REQUIRED WORK:
Repeat the entire listing exactly as written.
-- BEGIN SOURCE MATERIAL --
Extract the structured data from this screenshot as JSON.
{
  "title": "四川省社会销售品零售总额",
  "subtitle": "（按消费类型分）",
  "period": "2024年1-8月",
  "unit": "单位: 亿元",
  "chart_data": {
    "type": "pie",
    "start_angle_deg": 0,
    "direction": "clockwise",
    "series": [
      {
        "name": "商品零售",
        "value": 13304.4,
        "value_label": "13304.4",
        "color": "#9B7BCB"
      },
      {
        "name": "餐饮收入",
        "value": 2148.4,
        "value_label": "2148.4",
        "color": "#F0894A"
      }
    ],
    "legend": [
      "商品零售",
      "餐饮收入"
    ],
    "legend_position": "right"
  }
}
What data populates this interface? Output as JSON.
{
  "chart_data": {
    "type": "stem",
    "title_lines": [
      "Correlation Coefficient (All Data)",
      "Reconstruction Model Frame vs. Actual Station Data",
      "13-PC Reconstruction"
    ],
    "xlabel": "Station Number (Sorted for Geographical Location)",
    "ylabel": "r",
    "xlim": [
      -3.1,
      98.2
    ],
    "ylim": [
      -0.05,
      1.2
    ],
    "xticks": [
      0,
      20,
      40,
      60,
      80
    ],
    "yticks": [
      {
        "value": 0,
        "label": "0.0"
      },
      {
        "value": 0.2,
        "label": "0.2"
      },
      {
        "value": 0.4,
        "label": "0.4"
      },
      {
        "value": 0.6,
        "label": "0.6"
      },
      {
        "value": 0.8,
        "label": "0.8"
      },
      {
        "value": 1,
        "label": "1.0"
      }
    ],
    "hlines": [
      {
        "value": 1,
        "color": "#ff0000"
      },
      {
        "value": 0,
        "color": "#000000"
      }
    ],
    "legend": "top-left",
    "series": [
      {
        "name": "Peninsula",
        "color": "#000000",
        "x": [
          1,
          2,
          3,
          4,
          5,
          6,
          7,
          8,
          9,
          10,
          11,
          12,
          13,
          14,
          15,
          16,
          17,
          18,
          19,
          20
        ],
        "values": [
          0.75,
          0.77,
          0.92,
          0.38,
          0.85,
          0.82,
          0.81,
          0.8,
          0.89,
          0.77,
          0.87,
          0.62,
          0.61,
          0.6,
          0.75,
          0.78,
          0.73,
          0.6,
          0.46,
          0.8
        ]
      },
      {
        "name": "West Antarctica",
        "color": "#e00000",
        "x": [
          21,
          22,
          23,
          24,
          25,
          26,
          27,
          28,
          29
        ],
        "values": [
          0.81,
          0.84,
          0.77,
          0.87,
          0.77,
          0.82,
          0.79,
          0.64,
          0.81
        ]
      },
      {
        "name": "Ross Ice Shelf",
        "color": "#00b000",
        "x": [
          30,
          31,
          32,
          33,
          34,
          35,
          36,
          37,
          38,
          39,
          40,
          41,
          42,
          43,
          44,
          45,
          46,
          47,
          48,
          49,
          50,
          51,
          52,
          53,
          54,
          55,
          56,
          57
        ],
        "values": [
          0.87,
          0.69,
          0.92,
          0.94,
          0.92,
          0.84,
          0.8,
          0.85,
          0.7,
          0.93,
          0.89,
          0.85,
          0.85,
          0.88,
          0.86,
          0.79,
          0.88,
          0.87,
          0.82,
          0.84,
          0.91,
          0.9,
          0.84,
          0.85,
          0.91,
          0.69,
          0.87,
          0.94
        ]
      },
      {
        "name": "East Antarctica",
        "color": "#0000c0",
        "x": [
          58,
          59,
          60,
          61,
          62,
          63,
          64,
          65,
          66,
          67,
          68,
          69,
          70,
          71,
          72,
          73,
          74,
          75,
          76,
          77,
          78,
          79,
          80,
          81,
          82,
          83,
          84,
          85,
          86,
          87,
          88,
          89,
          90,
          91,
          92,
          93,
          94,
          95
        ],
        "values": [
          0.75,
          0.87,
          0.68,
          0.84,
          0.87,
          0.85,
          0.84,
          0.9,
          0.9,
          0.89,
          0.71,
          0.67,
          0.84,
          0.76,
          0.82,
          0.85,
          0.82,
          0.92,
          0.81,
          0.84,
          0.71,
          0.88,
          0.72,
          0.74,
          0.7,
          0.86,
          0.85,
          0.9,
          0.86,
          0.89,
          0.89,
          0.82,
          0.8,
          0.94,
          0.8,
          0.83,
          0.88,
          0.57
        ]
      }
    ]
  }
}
-- END SOURCE MATERIAL --
ANSWER TO THE EXERCISE:
Extract the structured data from this screenshot as JSON.
{
  "title": "四川省社会销售品零售总额",
  "subtitle": "（按消费类型分）",
  "period": "2024年1-8月",
  "unit": "单位: 亿元",
  "chart_data": {
    "type": "pie",
    "start_angle_deg": 0,
    "direction": "clockwise",
    "series": [
      {
        "name": "商品零售",
        "value": 13304.4,
        "value_label": "13304.4",
        "color": "#9B7BCB"
      },
      {
        "name": "餐饮收入",
        "value": 2148.4,
        "value_label": "2148.4",
        "color": "#F0894A"
      }
    ],
    "legend": [
      "商品零售",
      "餐饮收入"
    ],
    "legend_position": "right"
  }
}
What data populates this interface? Output as JSON.
{
  "chart_data": {
    "type": "stem",
    "title_lines": [
      "Correlation Coefficient (All Data)",
      "Reconstruction Model Frame vs. Actual Station Data",
      "13-PC Reconstruction"
    ],
    "xlabel": "Station Number (Sorted for Geographical Location)",
    "ylabel": "r",
    "xlim": [
      -3.1,
      98.2
    ],
    "ylim": [
      -0.05,
      1.2
    ],
    "xticks": [
      0,
      20,
      40,
      60,
      80
    ],
    "yticks": [
      {
        "value": 0,
        "label": "0.0"
      },
      {
        "value": 0.2,
        "label": "0.2"
      },
      {
        "value": 0.4,
        "label": "0.4"
      },
      {
        "value": 0.6,
        "label": "0.6"
      },
      {
        "value": 0.8,
        "label": "0.8"
      },
      {
        "value": 1,
        "label": "1.0"
      }
    ],
    "hlines": [
      {
        "value": 1,
        "color": "#ff0000"
      },
      {
        "value": 0,
        "color": "#000000"
      }
    ],
    "legend": "top-left",
    "series": [
      {
        "name": "Peninsula",
        "color": "#000000",
        "x": [
          1,
          2,
          3,
          4,
          5,
          6,
          7,
          8,
          9,
          10,
          11,
          12,
          13,
          14,
          15,
          16,
          17,
          18,
          19,
          20
        ],
        "values": [
          0.75,
          0.77,
          0.92,
          0.38,
          0.85,
          0.82,
          0.81,
          0.8,
          0.89,
          0.77,
          0.87,
          0.62,
          0.61,
          0.6,
          0.75,
          0.78,
          0.73,
          0.6,
          0.46,
          0.8
        ]
      },
      {
        "name": "West Antarctica",
        "color": "#e00000",
        "x": [
          21,
          22,
          23,
          24,
          25,
          26,
          27,
          28,
          29
        ],
        "values": [
          0.81,
          0.84,
          0.77,
          0.87,
          0.77,
          0.82,
          0.79,
          0.64,
          0.81
        ]
      },
      {
        "name": "Ross Ice Shelf",
        "color": "#00b000",
        "x": [
          30,
          31,
          32,
          33,
          34,
          35,
          36,
          37,
          38,
          39,
          40,
          41,
          42,
          43,
          44,
          45,
          46,
          47,
          48,
          49,
          50,
          51,
          52,
          53,
          54,
          55,
          56,
          57
        ],
        "values": [
          0.87,
          0.69,
          0.92,
          0.94,
          0.92,
          0.84,
          0.8,
          0.85,
          0.7,
          0.93,
          0.89,
          0.85,
          0.85,
          0.88,
          0.86,
          0.79,
          0.88,
          0.87,
          0.82,
          0.84,
          0.91,
          0.9,
          0.84,
          0.85,
          0.91,
          0.69,
          0.87,
          0.94
        ]
      },
      {
        "name": "East Antarctica",
        "color": "#0000c0",
        "x": [
          58,
          59,
          60,
          61,
          62,
          63,
          64,
          65,
          66,
          67,
          68,
          69,
          70,
          71,
          72,
          73,
          74,
          75,
          76,
          77,
          78,
          79,
          80,
          81,
          82,
          83,
          84,
          85,
          86,
          87,
          88,
          89,
          90,
          91,
          92,
          93,
          94,
          95
        ],
        "values": [
          0.75,
          0.87,
          0.68,
          0.84,
          0.87,
          0.85,
          0.84,
          0.9,
          0.9,
          0.89,
          0.71,
          0.67,
          0.84,
          0.76,
          0.82,
          0.85,
          0.82,
          0.92,
          0.81,
          0.84,
          0.71,
          0.88,
          0.72,
          0.74,
          0.7,
          0.86,
          0.85,
          0.9,
          0.86,
          0.89,
          0.89,
          0.82,
          0.8,
          0.94,
          0.8,
          0.83,
          0.88,
          0.57
        ]
      }
    ]
  }
}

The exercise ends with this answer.